▸ ARTICLE:
-- Begin --

BTW, you're using a really old style of DO loop. I would think that you could use this style, which is a bit more modern:
Code:
DO jj = 1, NPts
   <body of loop>
END
 
  • #3
Ok, Thank you for this 1st reply. Are you suggesting to use a matrix-form of this calculation to "pack" a few points that are to be interpolated ? Or are you suggesting an explicit parallelization where each core get a set in parallel ? It's something i already do in Matlab, never tried it with Fortran yet.
 
  • #4
Closer to the first. Instead of processing a single point in each loop iteration, process two or four or ... of them. Here's how it might look if you process two points per loop iteration.

Code:
DO jj = 1, NPts - 1, 2      
         f1 = wx1(jj)*Image(y1(jj),x1(jj)) + wx2(jj)*Image(y1(jj),x2(jj))
         f2 = wx1(jj)*Image(y2(jj),x1(jj)) + wx2(jj)*Image(y2(jj),x2(jj))
         f3 = wx1(jj + 1)*Image(y1(jj+1),x1(jj+1)) + wx2(jj+1)*Image(y1(jj+1),x2(jj+1))
         f4 = wx1(jj + 1)*Image(y2(jj + 1),x1(jj + 1)) + wx2(jj + 1)*Image(y2(jj + 1),x2(jj + 1))

         IntIm(jj) = wy1(jj)*f1 + wy2(jj)*f2
         IntIm(jj + 1) = wy1(jj + 1)*f3 + wy2(jj + 1)*f4
END

The same idea can be extended to process more points in each loop iteration. You would need to take more care than I have to ensure that the loop hits all of the points. This loop header, DO jj = 1, NPts, sets jj to 1, 2, 3, ..., NPts.

The revised loop header that I show, DO jj = 1, NPts - 1, 2, sets jj to 1, 3, 5, ... and so on, so if NPts happens to be an odd integer, you have a slight problem. If NPts is even, then there's no problem.

-- End --

▸ DATASET:

-- Begin --

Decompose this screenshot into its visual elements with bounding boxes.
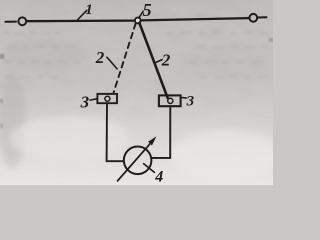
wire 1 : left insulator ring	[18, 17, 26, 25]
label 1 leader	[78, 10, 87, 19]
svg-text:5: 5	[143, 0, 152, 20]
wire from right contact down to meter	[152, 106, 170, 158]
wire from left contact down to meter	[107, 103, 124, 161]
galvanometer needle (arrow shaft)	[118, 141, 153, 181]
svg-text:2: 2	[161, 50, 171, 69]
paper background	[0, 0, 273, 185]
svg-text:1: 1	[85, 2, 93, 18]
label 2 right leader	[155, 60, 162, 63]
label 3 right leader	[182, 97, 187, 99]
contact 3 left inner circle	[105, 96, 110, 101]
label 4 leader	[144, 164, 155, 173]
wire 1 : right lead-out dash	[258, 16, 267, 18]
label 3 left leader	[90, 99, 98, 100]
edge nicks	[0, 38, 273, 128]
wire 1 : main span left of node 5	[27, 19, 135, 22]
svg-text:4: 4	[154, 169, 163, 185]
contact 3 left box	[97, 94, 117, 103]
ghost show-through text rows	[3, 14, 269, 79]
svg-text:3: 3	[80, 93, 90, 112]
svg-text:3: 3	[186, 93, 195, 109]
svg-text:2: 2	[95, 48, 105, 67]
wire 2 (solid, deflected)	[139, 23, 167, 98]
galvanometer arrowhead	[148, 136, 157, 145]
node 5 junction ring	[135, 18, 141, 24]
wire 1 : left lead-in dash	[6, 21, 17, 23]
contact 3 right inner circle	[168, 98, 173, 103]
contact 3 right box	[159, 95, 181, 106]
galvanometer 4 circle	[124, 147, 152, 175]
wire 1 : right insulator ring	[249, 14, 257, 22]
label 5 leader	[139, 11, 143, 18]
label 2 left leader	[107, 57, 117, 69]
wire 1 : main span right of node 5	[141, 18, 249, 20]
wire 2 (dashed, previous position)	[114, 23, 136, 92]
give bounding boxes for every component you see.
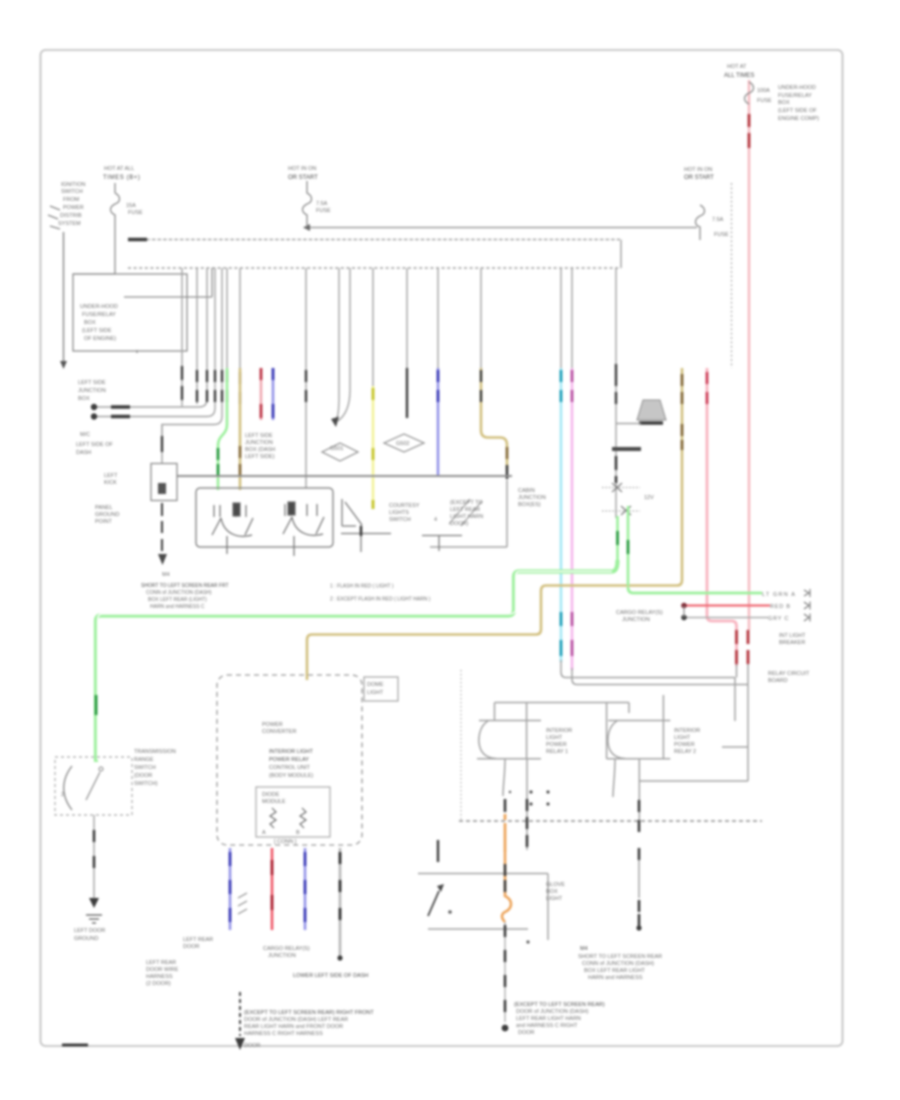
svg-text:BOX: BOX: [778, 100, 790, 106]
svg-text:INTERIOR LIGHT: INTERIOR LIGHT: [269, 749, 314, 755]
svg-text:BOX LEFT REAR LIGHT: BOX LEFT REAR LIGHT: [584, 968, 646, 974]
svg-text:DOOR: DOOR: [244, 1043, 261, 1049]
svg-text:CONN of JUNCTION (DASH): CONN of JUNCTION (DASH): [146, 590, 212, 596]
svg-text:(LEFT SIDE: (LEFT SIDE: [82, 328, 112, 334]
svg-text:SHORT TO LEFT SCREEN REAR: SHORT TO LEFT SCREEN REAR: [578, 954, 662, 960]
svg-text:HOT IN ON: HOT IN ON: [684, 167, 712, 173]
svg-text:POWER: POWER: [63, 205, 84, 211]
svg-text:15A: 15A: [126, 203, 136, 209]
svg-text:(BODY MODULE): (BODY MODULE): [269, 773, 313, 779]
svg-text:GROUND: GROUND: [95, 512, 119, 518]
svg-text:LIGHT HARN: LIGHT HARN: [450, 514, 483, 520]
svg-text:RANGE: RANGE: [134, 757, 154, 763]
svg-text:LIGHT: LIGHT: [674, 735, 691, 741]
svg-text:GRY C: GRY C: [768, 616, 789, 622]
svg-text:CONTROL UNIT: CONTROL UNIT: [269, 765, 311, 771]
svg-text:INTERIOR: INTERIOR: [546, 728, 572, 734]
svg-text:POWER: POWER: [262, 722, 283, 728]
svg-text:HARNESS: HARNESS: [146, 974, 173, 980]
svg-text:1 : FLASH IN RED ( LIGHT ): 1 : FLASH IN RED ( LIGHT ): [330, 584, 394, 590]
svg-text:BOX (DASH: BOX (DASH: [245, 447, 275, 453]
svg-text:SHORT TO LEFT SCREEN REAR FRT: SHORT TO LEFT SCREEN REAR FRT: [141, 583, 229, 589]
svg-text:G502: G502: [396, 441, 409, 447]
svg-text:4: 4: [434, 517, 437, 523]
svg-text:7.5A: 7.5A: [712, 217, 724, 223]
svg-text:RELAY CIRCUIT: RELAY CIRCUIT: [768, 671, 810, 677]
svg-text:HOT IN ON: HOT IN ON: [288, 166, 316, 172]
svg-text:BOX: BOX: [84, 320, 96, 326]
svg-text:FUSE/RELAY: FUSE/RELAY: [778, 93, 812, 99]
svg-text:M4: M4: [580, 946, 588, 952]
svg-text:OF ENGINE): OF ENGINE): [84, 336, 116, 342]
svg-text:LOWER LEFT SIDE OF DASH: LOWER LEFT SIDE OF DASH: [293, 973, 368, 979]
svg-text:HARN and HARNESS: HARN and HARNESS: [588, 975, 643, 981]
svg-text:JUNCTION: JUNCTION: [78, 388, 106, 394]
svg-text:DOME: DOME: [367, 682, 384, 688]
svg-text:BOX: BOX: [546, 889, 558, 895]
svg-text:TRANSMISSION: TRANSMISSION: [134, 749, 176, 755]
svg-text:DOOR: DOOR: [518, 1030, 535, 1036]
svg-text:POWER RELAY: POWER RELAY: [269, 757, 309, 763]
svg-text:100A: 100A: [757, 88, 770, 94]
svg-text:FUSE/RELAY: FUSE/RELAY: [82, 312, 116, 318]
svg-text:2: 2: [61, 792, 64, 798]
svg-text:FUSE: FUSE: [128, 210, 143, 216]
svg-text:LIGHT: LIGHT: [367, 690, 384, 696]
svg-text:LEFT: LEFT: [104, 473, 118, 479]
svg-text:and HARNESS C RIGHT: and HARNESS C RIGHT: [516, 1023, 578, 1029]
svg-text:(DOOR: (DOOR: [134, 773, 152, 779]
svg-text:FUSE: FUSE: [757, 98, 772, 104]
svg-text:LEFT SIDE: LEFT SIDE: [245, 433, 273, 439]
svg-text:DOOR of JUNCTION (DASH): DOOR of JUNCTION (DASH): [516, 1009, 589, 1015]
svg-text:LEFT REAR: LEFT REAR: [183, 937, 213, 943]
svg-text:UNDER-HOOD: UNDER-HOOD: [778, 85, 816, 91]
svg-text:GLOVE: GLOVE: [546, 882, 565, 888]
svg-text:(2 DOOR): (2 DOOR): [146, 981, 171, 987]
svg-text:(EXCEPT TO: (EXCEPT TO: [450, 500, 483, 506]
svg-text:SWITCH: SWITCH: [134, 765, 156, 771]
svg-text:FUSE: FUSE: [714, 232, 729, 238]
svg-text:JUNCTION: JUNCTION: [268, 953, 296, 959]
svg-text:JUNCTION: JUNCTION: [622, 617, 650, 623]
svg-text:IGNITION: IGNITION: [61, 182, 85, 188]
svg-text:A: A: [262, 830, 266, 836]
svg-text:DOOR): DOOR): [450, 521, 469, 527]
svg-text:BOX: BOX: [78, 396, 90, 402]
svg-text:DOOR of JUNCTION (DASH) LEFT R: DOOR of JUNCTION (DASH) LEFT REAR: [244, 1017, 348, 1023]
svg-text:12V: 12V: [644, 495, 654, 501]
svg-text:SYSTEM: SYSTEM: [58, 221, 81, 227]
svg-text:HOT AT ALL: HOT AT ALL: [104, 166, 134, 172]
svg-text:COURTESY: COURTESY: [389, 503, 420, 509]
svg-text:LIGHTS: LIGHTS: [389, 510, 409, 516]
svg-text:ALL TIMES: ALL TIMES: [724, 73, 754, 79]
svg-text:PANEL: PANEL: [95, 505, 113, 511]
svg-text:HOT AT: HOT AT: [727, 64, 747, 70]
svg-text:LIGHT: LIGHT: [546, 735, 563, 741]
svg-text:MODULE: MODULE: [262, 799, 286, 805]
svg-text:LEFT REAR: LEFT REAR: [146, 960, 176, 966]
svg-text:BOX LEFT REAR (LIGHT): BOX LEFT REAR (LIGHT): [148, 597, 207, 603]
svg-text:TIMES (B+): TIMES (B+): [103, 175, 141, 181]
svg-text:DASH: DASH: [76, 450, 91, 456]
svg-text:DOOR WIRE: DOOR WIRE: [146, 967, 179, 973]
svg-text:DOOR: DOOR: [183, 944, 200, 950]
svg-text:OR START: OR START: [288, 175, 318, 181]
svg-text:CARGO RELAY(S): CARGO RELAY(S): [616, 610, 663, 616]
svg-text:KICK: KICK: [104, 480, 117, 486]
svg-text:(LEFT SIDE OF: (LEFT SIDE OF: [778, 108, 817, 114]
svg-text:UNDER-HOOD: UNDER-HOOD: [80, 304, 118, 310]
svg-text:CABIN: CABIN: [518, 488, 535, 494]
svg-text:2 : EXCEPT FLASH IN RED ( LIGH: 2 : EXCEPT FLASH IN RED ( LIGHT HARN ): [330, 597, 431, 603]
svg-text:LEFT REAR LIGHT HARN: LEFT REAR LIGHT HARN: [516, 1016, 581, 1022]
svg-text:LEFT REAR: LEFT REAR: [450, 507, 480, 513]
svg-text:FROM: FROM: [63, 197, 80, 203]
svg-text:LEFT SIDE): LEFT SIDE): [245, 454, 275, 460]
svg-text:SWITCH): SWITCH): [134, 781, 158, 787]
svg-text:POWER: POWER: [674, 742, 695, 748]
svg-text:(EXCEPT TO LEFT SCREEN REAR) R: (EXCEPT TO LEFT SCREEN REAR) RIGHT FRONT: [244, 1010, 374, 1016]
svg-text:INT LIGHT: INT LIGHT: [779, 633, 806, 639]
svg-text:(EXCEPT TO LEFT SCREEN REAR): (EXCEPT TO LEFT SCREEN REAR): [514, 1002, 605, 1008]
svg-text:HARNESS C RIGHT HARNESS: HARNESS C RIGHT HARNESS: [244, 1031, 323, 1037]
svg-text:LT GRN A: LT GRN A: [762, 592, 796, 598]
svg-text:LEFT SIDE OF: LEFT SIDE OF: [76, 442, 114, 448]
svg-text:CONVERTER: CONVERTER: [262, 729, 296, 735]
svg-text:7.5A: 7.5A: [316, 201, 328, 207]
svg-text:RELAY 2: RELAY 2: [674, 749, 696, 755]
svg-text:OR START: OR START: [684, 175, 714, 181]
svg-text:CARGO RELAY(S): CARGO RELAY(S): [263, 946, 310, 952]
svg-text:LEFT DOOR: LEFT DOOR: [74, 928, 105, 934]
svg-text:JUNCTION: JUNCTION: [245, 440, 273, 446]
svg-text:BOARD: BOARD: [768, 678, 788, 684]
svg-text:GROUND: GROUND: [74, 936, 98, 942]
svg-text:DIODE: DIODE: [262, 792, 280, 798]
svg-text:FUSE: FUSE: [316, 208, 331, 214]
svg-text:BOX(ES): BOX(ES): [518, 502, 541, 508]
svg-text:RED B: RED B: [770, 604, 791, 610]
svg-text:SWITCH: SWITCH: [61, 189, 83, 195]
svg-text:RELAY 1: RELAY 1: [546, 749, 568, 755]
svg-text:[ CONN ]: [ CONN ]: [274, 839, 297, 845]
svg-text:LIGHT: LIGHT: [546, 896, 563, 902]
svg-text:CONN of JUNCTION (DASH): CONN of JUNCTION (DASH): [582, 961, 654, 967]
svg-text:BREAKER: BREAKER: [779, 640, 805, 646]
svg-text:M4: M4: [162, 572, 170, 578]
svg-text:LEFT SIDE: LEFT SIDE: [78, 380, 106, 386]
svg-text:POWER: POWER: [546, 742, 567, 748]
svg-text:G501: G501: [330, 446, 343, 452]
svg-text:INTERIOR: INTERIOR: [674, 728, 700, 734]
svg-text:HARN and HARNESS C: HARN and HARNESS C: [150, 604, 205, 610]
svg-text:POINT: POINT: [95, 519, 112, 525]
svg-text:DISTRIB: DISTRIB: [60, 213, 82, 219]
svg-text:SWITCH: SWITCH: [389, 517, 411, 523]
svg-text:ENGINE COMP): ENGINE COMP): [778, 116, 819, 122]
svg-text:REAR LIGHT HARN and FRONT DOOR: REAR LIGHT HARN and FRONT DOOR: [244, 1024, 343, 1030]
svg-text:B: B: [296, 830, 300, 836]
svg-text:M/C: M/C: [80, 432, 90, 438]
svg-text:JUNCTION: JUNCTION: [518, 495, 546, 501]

-- End --
-- Begin --

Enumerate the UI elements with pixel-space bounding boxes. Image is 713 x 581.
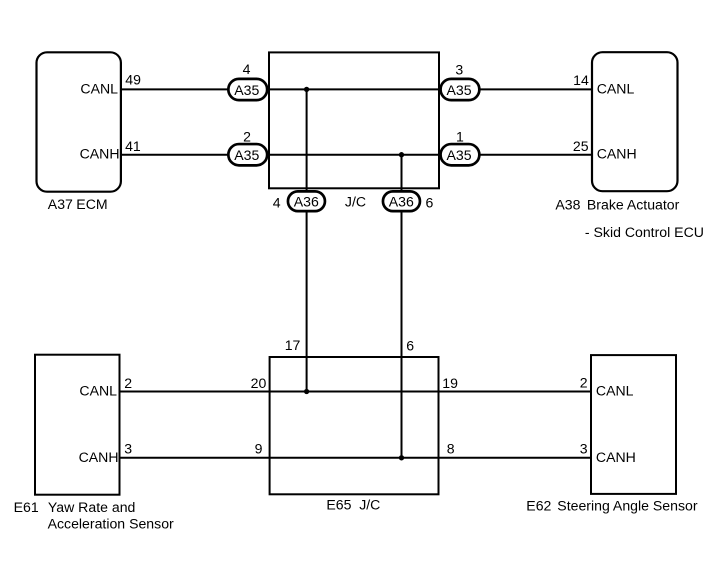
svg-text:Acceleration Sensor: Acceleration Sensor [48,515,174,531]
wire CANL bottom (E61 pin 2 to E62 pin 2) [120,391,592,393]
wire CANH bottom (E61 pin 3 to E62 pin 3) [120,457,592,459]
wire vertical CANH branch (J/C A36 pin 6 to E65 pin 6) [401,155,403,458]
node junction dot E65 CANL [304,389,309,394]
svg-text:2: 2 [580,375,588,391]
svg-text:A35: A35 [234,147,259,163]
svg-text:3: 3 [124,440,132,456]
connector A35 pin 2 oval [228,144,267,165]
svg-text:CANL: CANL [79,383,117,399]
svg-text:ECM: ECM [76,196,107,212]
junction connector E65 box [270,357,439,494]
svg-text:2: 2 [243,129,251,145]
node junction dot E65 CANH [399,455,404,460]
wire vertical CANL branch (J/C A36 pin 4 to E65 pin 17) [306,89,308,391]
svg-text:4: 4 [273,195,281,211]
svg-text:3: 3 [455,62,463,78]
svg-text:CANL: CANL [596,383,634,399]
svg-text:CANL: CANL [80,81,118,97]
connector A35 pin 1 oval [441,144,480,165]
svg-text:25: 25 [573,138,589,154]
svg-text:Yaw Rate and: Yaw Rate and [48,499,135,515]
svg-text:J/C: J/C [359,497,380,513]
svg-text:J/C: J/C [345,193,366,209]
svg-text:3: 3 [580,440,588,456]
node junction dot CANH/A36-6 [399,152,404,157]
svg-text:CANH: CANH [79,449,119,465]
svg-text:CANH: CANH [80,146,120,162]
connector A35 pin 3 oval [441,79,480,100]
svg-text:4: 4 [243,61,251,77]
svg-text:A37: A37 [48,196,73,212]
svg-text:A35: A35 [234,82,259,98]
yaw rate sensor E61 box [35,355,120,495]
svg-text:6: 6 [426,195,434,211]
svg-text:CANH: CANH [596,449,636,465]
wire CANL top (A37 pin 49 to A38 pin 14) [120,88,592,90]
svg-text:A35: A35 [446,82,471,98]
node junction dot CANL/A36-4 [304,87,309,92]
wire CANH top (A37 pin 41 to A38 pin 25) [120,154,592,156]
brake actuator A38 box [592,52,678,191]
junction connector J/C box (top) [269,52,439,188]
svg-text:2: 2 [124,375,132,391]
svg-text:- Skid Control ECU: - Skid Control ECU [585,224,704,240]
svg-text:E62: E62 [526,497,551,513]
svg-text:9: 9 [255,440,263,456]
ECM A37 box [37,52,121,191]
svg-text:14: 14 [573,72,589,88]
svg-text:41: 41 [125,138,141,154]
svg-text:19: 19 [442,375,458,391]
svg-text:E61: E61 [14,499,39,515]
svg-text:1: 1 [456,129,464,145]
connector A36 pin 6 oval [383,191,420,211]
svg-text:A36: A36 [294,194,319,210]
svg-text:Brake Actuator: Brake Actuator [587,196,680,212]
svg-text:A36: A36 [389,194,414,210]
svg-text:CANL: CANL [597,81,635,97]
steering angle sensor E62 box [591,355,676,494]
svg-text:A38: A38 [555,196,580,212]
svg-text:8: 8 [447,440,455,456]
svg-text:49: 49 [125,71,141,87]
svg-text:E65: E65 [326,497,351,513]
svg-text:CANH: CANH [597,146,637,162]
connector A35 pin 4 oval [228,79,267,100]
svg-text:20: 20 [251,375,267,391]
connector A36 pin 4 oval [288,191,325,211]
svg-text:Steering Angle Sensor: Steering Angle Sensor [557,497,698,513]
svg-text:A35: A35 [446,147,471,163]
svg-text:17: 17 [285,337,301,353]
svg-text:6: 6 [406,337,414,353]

-- End --

▸ WRITTEN REQUEST:
Carry on the forum thread about unrolling the Fortran interpolation loop, starting right after its final sentence.

▸ SOLVED EXERCISE:
 
  • #5
Ok, I'm trying. In the meantime, i tried your style of DO LOOP. It would not compile with the END instead of the CONTINUE. It expects "END DO".
 
  • #6
After unrolling, and dealing with the odd even (just an IF statement upstream from the DO loops), i did just what you suggested, and this did not affect computing time at all. Actually it took 4s longer, which is about by how much time the code varies from one run to the next.

Any other idea to speed that up ? Should i unroll the loop even more ?
 
  • #7
octopode said:
Ok, I'm trying. In the meantime, i tried your style of DO LOOP. It would not compile with the END instead of the CONTINUE. It expects "END DO".
That's what I meant. It's been about 15 years since I wrote any Fortran code.

octopode said:
After unrolling, and dealing with the odd even (just an IF statement upstream from the DO loops), i did just what you suggested, and this did not affect computing time at all. Actually it took 4s longer, which is about by how much time the code varies from one run to the next.

Any other idea to speed that up ? Should i unroll the loop even more ?
I would. How many points are you processing in each loop iteration? The example I showed did only two. The more points you process per loop iteration, the faster your code should run.
 
Last edited:
  • #8
15 years ?? You're making me feel like a dinosaure by using Fortran now ! :)

The number of points to process is of the order of 10^5 points.
 
Last edited:
  • #9
Another intriguing fact is that i made another version, with more checks in the loops instead of the WHERE construct at the beginning (see below). And surprisingly, with a higher load in the DO LOOP, this version of the code is 50% faster than the one in my 1st post (30s instead of 60s) ! So, the WHERE construct is highly inefficient ! How come ? Is the WHERE construct only a way to simplify writing at the expense of computing time ? This is surprising, i didn't expect this behavior in Fortran.
What the WHERE did was simply putting 1 and 0 whenever it encountered equal values in the compared arrays.

This also tells me that most of the time was not spent in the loop, but it was equally shared with this WHERE construct. I don't know how WHERE work but wouldn't it be a hidden DO LOOP ? Making the code enter 2 DO LOOPS with just as many points to process ?

Code:
       x1 = FLOOR(x)
       x2 = CEILING(x)
       y1 = FLOOR(y)
       y2 = CEILING(y)

       wx1 = (x2-x)/(x2-x1)
       wx2 = (x-x1)/(x2-x1)
       wy1 = (y2-y)/(y2-y1)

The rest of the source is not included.